_Exercícios propostos_
- 1) Transcreva o trecho do texto sobre a Soma que começa em "Defendemos a idéia" e termina em "norteiam nosso trabalho.".
- 2) Resuma em duas frases o texto sobre a Soma.

_Texto de apoio_
#####
A Soma é um processo terapêutico-pedagógico.
Estas duas dimensões de nosso trabalho estão em permanente articulação,
onde a perspectiva terapêutica abre descobertas pedagógicas e
vice-versa. Neste sentido, observar como se dá este processo, quais os
fatores envolvidos e, sobretudo a ética e a política presentes nas
práticas terapêuticas e pedagógicas são de fundamental importância para
nós.
Defendemos a idéia de uma metodologia
que se apóia na pedagogia libertária como paradigma de uma prática que
busque combater os mecanismos de poder, normalmente presentes nas
relações de saber. Assim, para nós, as reflexões libertárias presentes
neste referencial de educação norteiam nosso trabalho.
Durante um período em torno de 10 anos, realizamos nas cidades de São Paulo e do Rio de Janeiro o “Curso de Pedagogia Libertária da SOMA”.
#####
_Trechos dos registros_
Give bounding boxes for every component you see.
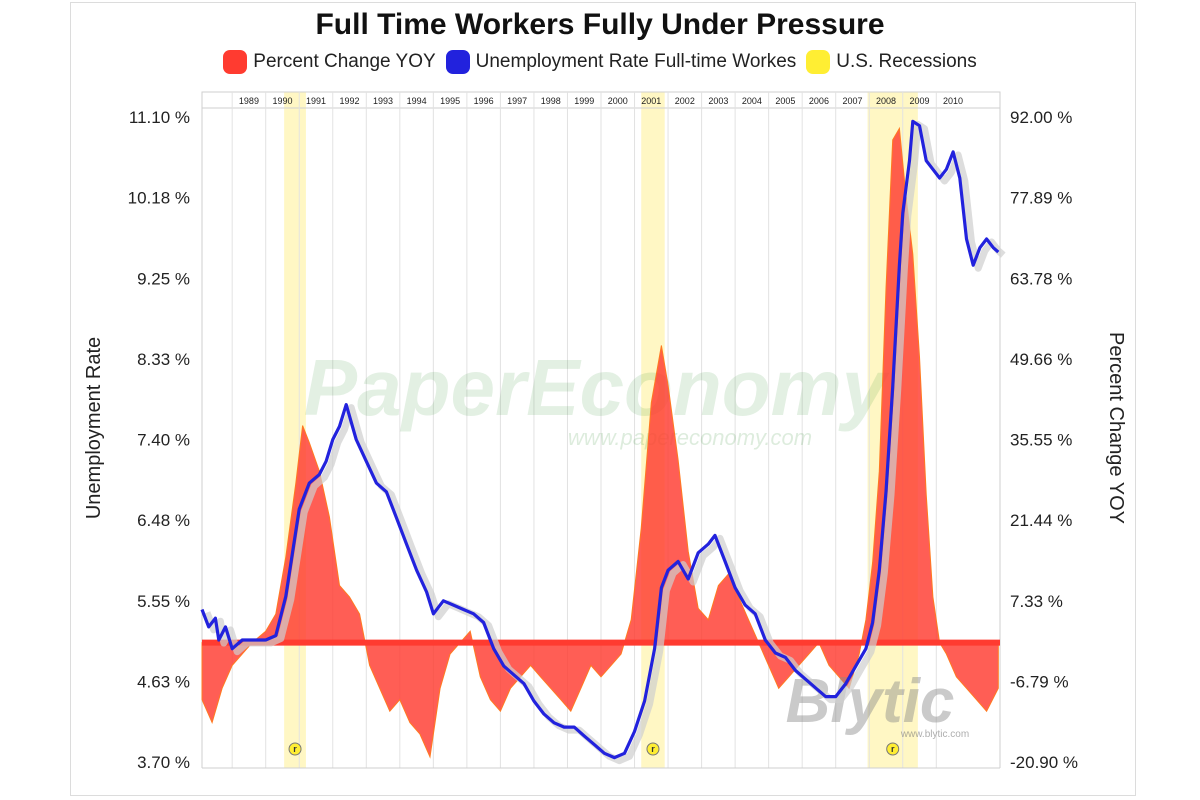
#####
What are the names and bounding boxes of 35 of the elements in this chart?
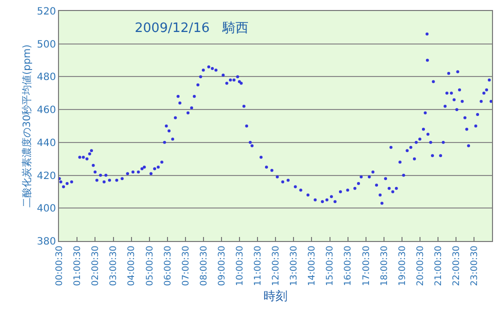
#####
_Respostas_
- 1)
Defendemos a idéia de uma metodologia
que se apóia na pedagogia libertária como paradigma de uma prática que
busque combater os mecanismos de poder, normalmente presentes nas
relações de saber. Assim, para nós, as reflexões libertárias presentes
neste referencial de educação norteiam nosso trabalho.

- 2) A Soma é um processo terapêutico-pedagógico em que as dimensões terapêutica e pedagógica se articulam permanentemente, e a ética e a política presentes nessas práticas são de fundamental importância. Sua metodologia se apoia na pedagogia libertária para combater os mecanismos de poder presentes nas relações de saber, e durante cerca de 10 anos foi realizado em São Paulo e no Rio de Janeiro o “Curso de Pedagogia Libertária da SOMA”.